Prompt 1 >>
In the records, reproduce verbatim the stretch from the line containing "Localize all elements." through the line containing "1110, 186, 1125]", and omit the picture.

R: Calibrate a generalized additive model (GAM)

trainGAM {enmSdmX}

R Documentation

Calibrate a generalized additive model (GAM)

Description

This function constructs a generalized additive model. By default, the model is constructed in a two-stage process. First, the "construct" phase generates a series of simple models with univariate and bivariate interaction terms. These simple models are then ranked based on their AICc. Second, the "select" phase creates a "full" model from the simple models such that there is at least presPerTermInitial presences (if the response is binary) or data rows (if not) for each smooth term to be estimated (not counting the intercept). Finally, it selects the best model using AICc from all possible subsets of this "full" model. Its output is any or all of: a table with AICc for all evaluated models; all models evaluated in the "selection" phase; and/or the single model with the lowest AICc.

Usage

trainGAM(
  data,
  resp = names(data)[1],
  preds = names(data)[2:ncol(data)],
  gamma = 1,
  scale = 0,
  smoothingBasis = "cs",
  interaction = "te",
  interceptOnly = TRUE,
  construct = TRUE,
  select = TRUE,
  presPerTermInitial = 10,
  presPerTermFinal = 10,
  maxTerms = 8,
  w = TRUE,
  family = "binomial",
  out = "model",
  cores = 1,
  verbose = FALSE,
  ...
)

Arguments

`data`	Data frame.
`resp`	Response variable. This is either the name of the column in `data` or an integer indicating the column in `data` that has the response variable. The default is to use the first column in `data` as the response.
`preds`	Character list or integer list. Names of columns or column indices of predictors. The default is to use the second and subsequent columns in `data`.
`gamma`	Initial penalty to degrees of freedom to use (larger ==> smoother fits).
`scale`	A numeric value indicating the "scale" parameter (see argument `scale` in `gam`). The default is 0 (which allows a single smoother for Poisson and binomial error families and unknown scale for all others.)
`smoothingBasis`	Character. Indicates the type of smoothing basis. The default is `'cs'` (cubic splines), but see `smooth.terms` for other options. This is the value of argument `bs` in a `s` function.
`interaction`	Character or `NULL`. Type of interaction term to use (`te`, `ts`, `s`, etc.). See `?te` (for example) for help on any one of these. If `NULL` then interactions are not used.
`interceptOnly`	If `TRUE` (default) and model selection is enabled, then include an intercept-only model.
`construct`	If `TRUE` (default), then construct the model by computing AICc for all univariate and bivariate models. Then add terms up to maximum set by `presPerTermInitial` and `maxTerms`.
`select`	If `TRUE` (default), then calculate AICc for all possible subsets of models and return the model with the lowest AICc of these. This step if performed after model construction (if `construct` is `TRUE`).
`presPerTermInitial`	Positive integer. Minimum number of presences needed per model term for a term to be included in the model construction stage. Used only if `construct` is `TRUE`.
`presPerTermFinal`	Positive integer. Minimum number of presence sites per term in initial starting model; used only if `select` is `TRUE`.

Prompt 2 >>
On the trainGAM page, name every argument that the Usage section gives a default value of TRUE.

Input material >>
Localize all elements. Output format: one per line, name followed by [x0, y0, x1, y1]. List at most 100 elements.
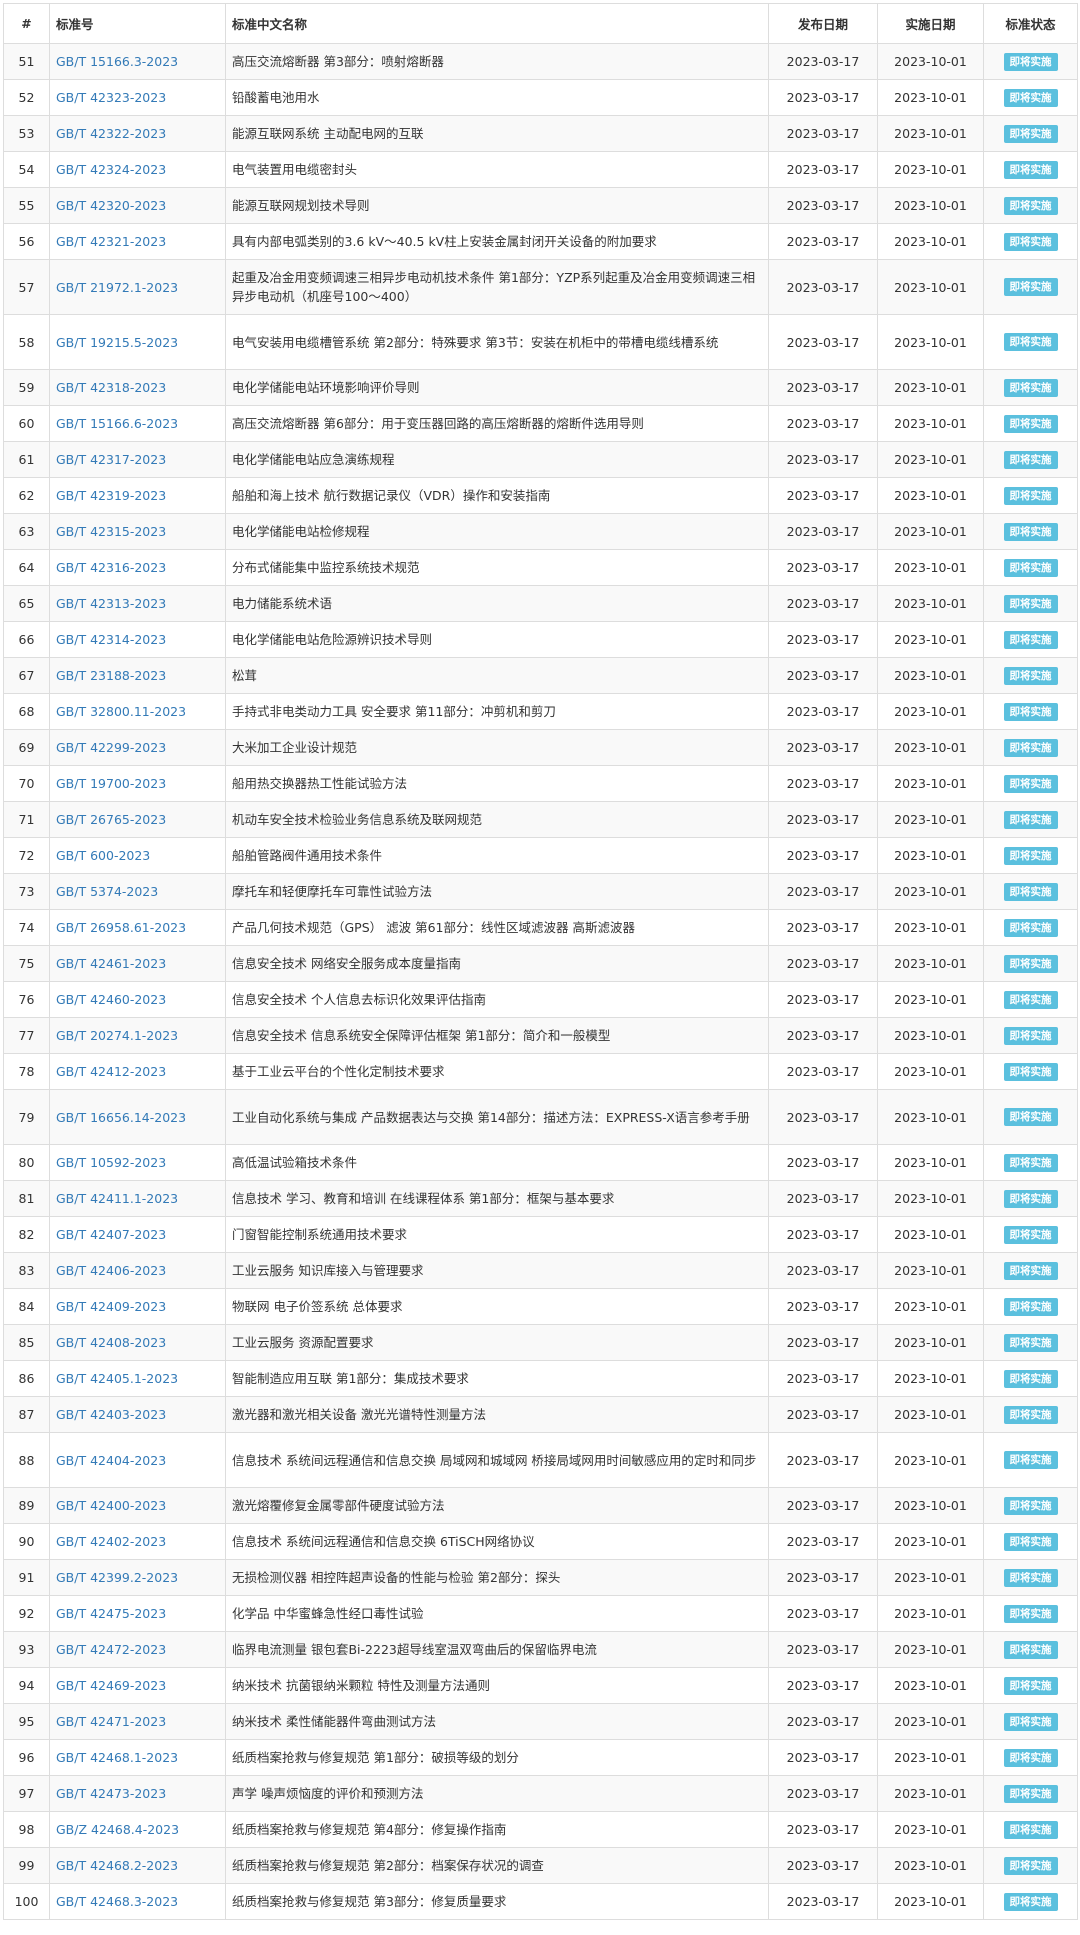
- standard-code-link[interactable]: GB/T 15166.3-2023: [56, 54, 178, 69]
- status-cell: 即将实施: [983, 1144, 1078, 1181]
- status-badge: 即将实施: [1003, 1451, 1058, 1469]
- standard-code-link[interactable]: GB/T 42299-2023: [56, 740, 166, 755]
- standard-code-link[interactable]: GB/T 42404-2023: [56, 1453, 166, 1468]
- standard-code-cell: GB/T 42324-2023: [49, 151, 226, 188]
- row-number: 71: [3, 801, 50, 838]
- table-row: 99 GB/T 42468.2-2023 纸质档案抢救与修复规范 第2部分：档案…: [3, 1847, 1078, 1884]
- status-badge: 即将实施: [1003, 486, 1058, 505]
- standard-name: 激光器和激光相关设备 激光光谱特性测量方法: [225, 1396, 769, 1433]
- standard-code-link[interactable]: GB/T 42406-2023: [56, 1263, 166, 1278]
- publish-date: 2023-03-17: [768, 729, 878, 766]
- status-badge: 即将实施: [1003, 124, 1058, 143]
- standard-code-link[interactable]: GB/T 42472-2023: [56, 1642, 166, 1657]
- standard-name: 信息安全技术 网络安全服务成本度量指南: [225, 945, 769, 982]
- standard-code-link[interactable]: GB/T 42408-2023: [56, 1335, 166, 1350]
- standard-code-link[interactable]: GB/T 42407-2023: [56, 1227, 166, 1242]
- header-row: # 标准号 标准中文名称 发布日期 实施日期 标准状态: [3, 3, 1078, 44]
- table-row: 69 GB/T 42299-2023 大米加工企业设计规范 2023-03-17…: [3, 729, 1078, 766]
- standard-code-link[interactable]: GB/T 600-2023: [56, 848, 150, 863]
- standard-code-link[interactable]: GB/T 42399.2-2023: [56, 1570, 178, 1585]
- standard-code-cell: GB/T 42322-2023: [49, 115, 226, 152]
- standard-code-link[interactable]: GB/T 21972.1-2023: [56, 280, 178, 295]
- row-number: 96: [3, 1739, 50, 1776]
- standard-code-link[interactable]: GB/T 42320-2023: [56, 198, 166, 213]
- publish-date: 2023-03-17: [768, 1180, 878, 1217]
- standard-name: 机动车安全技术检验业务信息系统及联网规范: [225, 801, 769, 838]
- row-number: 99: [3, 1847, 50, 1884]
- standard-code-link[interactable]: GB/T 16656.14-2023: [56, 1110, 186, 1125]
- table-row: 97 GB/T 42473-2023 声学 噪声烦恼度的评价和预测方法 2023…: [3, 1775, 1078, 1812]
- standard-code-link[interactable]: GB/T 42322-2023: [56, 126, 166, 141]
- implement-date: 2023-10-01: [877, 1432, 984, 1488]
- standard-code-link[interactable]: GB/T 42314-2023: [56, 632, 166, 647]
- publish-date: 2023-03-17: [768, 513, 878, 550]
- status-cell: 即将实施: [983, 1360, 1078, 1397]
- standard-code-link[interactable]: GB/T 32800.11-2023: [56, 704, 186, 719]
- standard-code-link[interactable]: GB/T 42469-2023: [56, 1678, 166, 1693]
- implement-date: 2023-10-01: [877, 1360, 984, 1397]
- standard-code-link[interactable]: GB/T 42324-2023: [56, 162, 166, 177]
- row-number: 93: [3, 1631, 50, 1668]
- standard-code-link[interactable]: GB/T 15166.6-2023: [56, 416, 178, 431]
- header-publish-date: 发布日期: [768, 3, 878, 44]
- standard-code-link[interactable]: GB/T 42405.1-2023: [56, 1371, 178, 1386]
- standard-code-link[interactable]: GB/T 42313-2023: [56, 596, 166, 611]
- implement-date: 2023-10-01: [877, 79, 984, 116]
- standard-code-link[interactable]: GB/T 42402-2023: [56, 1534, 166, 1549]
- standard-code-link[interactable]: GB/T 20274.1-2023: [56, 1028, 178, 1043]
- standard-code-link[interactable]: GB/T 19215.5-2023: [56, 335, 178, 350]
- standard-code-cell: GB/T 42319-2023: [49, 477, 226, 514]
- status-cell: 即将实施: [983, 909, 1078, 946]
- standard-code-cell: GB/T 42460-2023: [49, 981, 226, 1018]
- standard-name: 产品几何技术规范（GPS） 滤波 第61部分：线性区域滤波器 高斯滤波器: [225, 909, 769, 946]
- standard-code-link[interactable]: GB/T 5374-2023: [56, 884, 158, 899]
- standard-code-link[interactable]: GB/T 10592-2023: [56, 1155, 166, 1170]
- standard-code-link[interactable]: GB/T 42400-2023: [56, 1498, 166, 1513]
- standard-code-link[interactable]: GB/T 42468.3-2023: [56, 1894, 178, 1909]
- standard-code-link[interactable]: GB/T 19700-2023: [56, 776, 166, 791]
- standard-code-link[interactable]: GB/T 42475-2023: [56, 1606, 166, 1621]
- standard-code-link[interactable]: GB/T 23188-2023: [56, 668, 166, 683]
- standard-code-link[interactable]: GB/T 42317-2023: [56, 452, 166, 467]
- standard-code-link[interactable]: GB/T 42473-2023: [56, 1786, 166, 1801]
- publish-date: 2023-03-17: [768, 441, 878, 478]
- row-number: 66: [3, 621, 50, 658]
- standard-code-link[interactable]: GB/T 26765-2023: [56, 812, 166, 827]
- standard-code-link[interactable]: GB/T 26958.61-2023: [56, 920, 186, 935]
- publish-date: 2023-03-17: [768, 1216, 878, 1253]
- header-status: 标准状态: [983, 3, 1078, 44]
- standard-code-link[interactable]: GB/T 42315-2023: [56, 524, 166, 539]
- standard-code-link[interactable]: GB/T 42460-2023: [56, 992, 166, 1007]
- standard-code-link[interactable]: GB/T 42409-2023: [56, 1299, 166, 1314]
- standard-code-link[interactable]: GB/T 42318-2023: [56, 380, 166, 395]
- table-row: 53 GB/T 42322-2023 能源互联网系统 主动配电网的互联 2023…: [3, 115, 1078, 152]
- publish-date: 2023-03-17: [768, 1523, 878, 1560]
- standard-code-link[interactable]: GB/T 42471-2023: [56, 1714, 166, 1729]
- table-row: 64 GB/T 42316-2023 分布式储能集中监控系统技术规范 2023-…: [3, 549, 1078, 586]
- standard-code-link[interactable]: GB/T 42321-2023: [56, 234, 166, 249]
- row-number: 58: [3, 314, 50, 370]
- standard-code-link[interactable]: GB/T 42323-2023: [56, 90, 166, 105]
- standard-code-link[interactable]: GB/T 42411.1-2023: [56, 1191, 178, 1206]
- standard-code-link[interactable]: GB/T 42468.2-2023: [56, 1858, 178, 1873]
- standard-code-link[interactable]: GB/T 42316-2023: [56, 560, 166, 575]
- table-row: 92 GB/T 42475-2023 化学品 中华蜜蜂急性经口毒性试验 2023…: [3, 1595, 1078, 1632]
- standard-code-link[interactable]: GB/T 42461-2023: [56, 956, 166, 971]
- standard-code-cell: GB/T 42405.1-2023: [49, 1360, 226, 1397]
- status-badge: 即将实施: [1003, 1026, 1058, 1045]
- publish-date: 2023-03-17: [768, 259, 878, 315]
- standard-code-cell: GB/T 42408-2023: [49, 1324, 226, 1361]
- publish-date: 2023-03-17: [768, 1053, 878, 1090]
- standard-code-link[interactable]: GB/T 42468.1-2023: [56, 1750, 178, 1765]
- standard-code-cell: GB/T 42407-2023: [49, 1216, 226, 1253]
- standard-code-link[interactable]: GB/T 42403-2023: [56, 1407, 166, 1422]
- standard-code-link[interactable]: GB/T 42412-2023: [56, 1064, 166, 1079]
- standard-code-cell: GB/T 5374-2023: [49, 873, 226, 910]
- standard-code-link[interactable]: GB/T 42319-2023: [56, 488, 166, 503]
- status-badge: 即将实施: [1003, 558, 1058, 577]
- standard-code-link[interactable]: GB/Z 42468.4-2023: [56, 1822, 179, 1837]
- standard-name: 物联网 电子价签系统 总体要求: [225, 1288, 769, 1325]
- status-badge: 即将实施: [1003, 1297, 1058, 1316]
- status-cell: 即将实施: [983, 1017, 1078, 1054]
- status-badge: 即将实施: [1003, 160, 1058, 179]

...

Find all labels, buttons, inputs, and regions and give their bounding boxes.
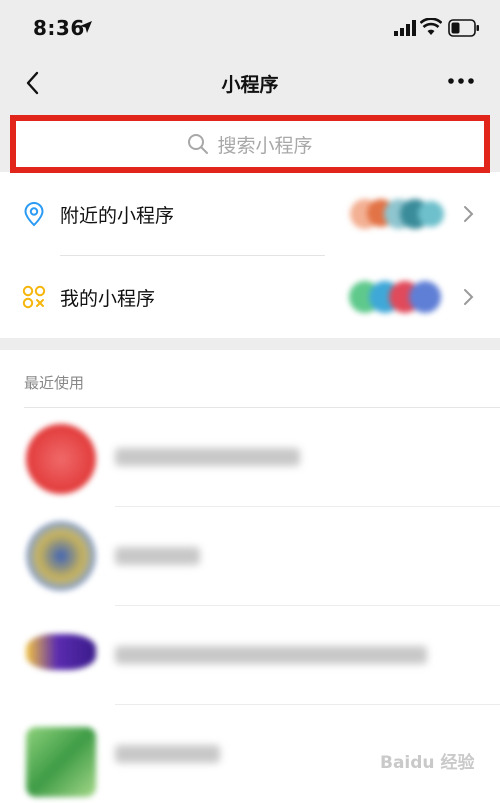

Expected answer 1 >>
Localize all elements. Output format: one per line, name followed by [x0, y0, x1, y1]. List at most 100 elements.
- standard-code-link[interactable]: GB/T 15166.3-2023: [56, 54, 178, 69]
- status-cell: 即将实施: [983, 1144, 1078, 1181]
- status-badge: 即将实施: [1003, 1451, 1058, 1469]
- standard-code-link[interactable]: GB/T 42299-2023: [56, 740, 166, 755]
- standard-code-link[interactable]: GB/T 42404-2023: [56, 1453, 166, 1468]
- standard-code-cell: GB/T 42324-2023: [49, 151, 226, 188]
- row-number: 71: [3, 801, 50, 838]
- table-row: 99 GB/T 42468.2-2023 纸质档案抢救与修复规范 第2部分：档案…: [3, 1847, 1078, 1884]
- status-badge: 即将实施: [1003, 486, 1058, 505]
- standard-name: 激光器和激光相关设备 激光光谱特性测量方法: [225, 1396, 769, 1433]
- standard-code-link[interactable]: GB/T 42406-2023: [56, 1263, 166, 1278]
- publish-date: 2023-03-17: [768, 729, 878, 766]
- status-badge: 即将实施: [1003, 124, 1058, 143]
- standard-code-link[interactable]: GB/T 42472-2023: [56, 1642, 166, 1657]
- standard-name: 信息安全技术 网络安全服务成本度量指南: [225, 945, 769, 982]
- standard-code-link[interactable]: GB/T 42408-2023: [56, 1335, 166, 1350]
- standard-code-link[interactable]: GB/T 42407-2023: [56, 1227, 166, 1242]
- header-row: # 标准号 标准中文名称 发布日期 实施日期 标准状态: [3, 3, 1078, 44]
- table-row: 69 GB/T 42299-2023 大米加工企业设计规范 2023-03-17…: [3, 729, 1078, 766]
- standard-code-link[interactable]: GB/T 600-2023: [56, 848, 150, 863]
- standard-code-link[interactable]: GB/T 42399.2-2023: [56, 1570, 178, 1585]
- standard-code-cell: GB/T 42322-2023: [49, 115, 226, 152]
- standard-code-link[interactable]: GB/T 21972.1-2023: [56, 280, 178, 295]
- row-number: 96: [3, 1739, 50, 1776]
- standard-code-link[interactable]: GB/T 42320-2023: [56, 198, 166, 213]
- publish-date: 2023-03-17: [768, 1180, 878, 1217]
- standard-name: 机动车安全技术检验业务信息系统及联网规范: [225, 801, 769, 838]
- row-number: 99: [3, 1847, 50, 1884]
- standard-code-link[interactable]: GB/T 16656.14-2023: [56, 1110, 186, 1125]

Expected answer 2 >>
interceptOnly, construct, select, w